=== SOURCE RECORDS ===

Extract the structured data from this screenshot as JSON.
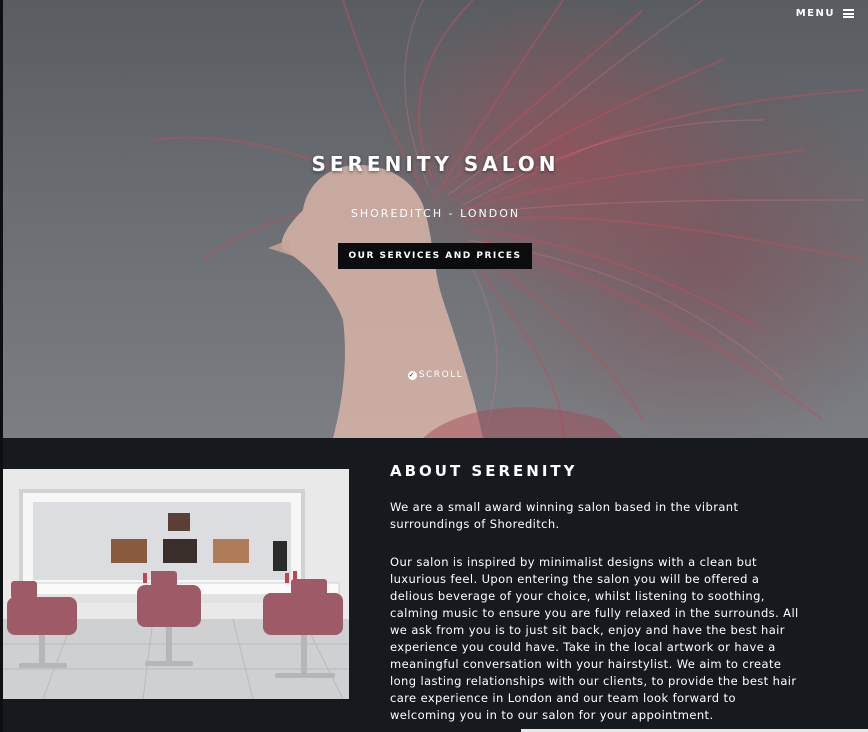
{
  "nav": {
    "menu_label": "MENU",
    "menu_icon": "hamburger-icon"
  },
  "hero": {
    "title": "SERENITY SALON",
    "subtitle": "SHOREDITCH - LONDON",
    "cta_label": "OUR SERVICES AND PRICES",
    "scroll_label": "SCROLL",
    "scroll_icon": "chevron-down-circle-icon"
  },
  "about": {
    "title": "ABOUT SERENITY",
    "paragraphs": [
      "We are a small award winning salon based in the vibrant surroundings of Shoreditch.",
      "Our salon is inspired by minimalist designs with a clean but luxurious feel. Upon entering the salon you will be offered a delious beverage of your choice, whilst listening to soothing, calming music to ensure you are fully relaxed in the surrounds. All we ask from you is to just sit back, enjoy and have the best hair experience you could have. Take in the local artwork or have a meaningful conversation with your hairstylist. We aim to create long lasting relationships with our clients, to provide the best hair care experience in London and our team look forward to welcoming you in to our salon for your appointment."
    ]
  },
  "colors": {
    "page_bg": "#16191d",
    "cta_bg": "#0b0c0e",
    "hair_red": "#b0505c",
    "chair_red": "#9e5a66"
  }
}
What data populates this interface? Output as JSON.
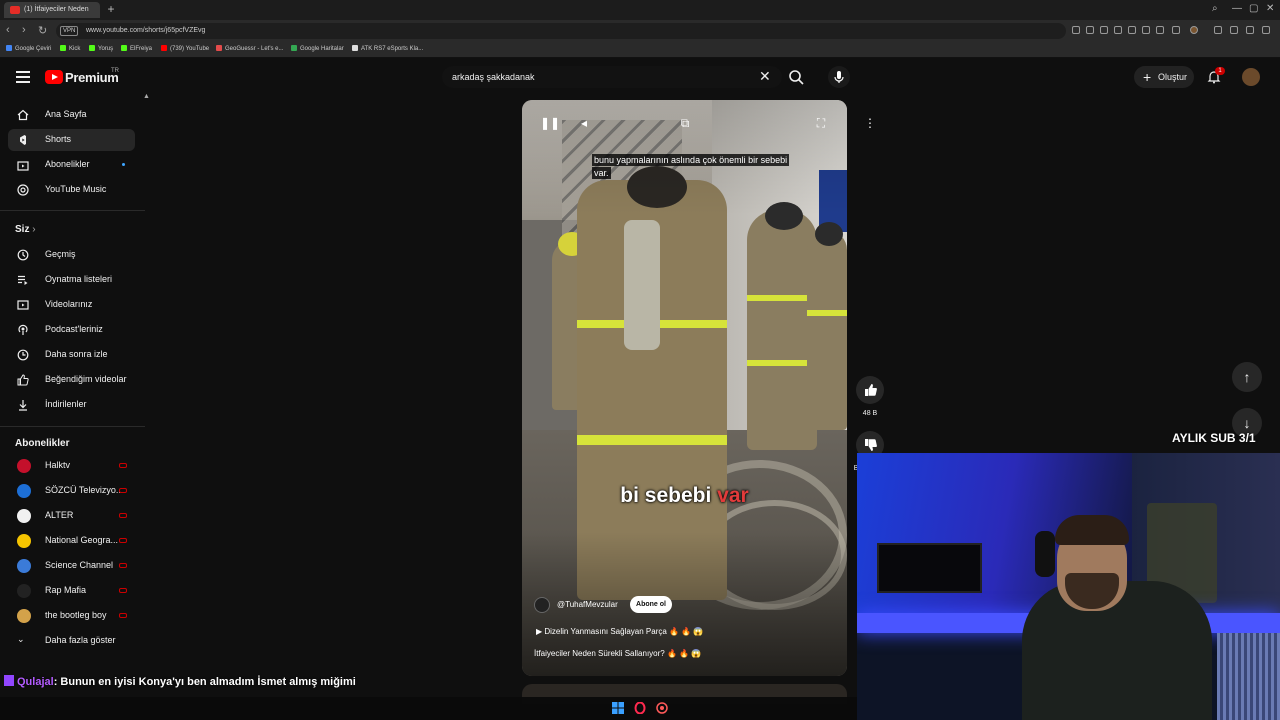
{
  "browser": {
    "tab_title": "(1) İtfaiyeciler Neden",
    "url": "www.youtube.com/shorts/j65pcfVZEvg",
    "vpn_label": "VPN",
    "bookmarks": [
      "Google Çeviri",
      "Kick",
      "Yoruş",
      "ElFreiya",
      "(739) YouTube",
      "GeoGuessr - Let's e...",
      "Google Haritalar",
      "ATK RS7 eSports Kla..."
    ]
  },
  "header": {
    "logo_text": "Premium",
    "logo_region": "TR",
    "search_query": "arkadaş şakkadanak",
    "create_label": "Oluştur",
    "notification_count": "1"
  },
  "sidebar": {
    "main": [
      {
        "label": "Ana Sayfa",
        "icon": "home-icon"
      },
      {
        "label": "Shorts",
        "icon": "shorts-icon"
      },
      {
        "label": "Abonelikler",
        "icon": "subscriptions-icon"
      },
      {
        "label": "YouTube Music",
        "icon": "music-icon"
      }
    ],
    "you_header": "Siz",
    "you": [
      {
        "label": "Geçmiş",
        "icon": "history-icon"
      },
      {
        "label": "Oynatma listeleri",
        "icon": "playlist-icon"
      },
      {
        "label": "Videolarınız",
        "icon": "your-videos-icon"
      },
      {
        "label": "Podcast'leriniz",
        "icon": "podcast-icon"
      },
      {
        "label": "Daha sonra izle",
        "icon": "clock-icon"
      },
      {
        "label": "Beğendiğim videolar",
        "icon": "like-icon"
      },
      {
        "label": "İndirilenler",
        "icon": "download-icon"
      }
    ],
    "subs_header": "Abonelikler",
    "subscriptions": [
      {
        "label": "Halktv",
        "color": "#c4102b"
      },
      {
        "label": "SÖZCÜ Televizyo...",
        "color": "#1d6fd6"
      },
      {
        "label": "ALTER",
        "color": "#f1f1f1"
      },
      {
        "label": "National Geogra...",
        "color": "#f5c400"
      },
      {
        "label": "Science Channel",
        "color": "#3b7bd8"
      },
      {
        "label": "Rap Mafia",
        "color": "#222222"
      },
      {
        "label": "the bootleg boy",
        "color": "#d3a24a"
      }
    ],
    "show_more": "Daha fazla göster"
  },
  "short": {
    "caption_top": "bunu yapmalarının aslında çok önemli bir sebebi var.",
    "caption_big": "bi sebebi",
    "caption_big_highlight": "var",
    "channel": "@TuhafMevzular",
    "subscribe": "Abone ol",
    "music": "Dizelin Yanmasını Sağlayan Parça 🔥 🔥 😱",
    "title": "İtfaiyeciler Neden Sürekli Sallanıyor? 🔥 🔥 😱",
    "like_count": "48 B",
    "dislike_label": "Be"
  },
  "overlay": {
    "sub_goal": "AYLIK SUB 3/1",
    "chat_user": "Qulajal",
    "chat_message": ": Bunun en iyisi Konya'yı ben almadım İsmet almış miğimi"
  },
  "colors": {
    "accent_red": "#ff0000",
    "bg": "#0f0f0f",
    "chat_user": "#b35cff"
  }
}
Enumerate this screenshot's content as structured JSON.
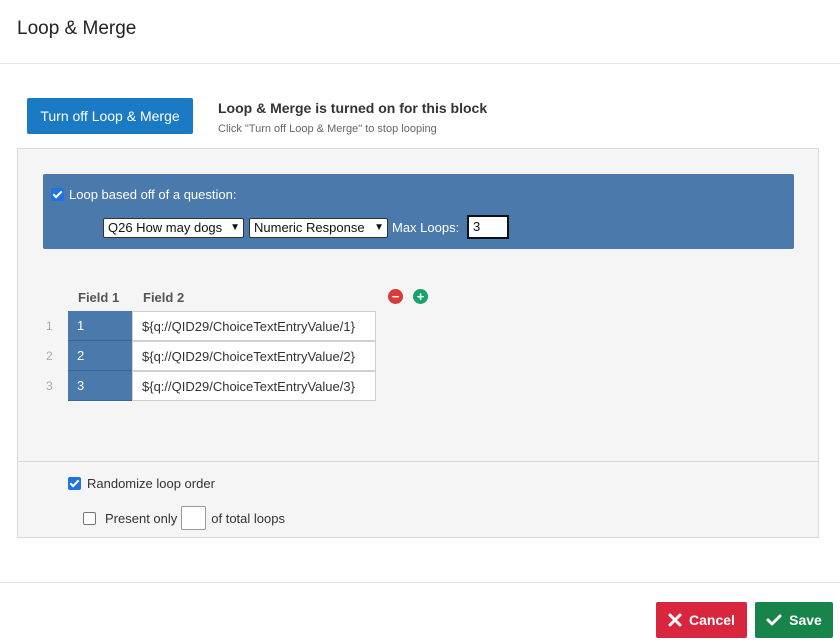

===

> **EXERCISE GOAL**: Look over the listing. Pull out every line with the string "sebebi" in it.

> **COMPLETED TASK**:
    "caption_top": "bunu yapmalarının aslında çok önemli bir sebebi var.",
    "caption_big": "bi sebebi",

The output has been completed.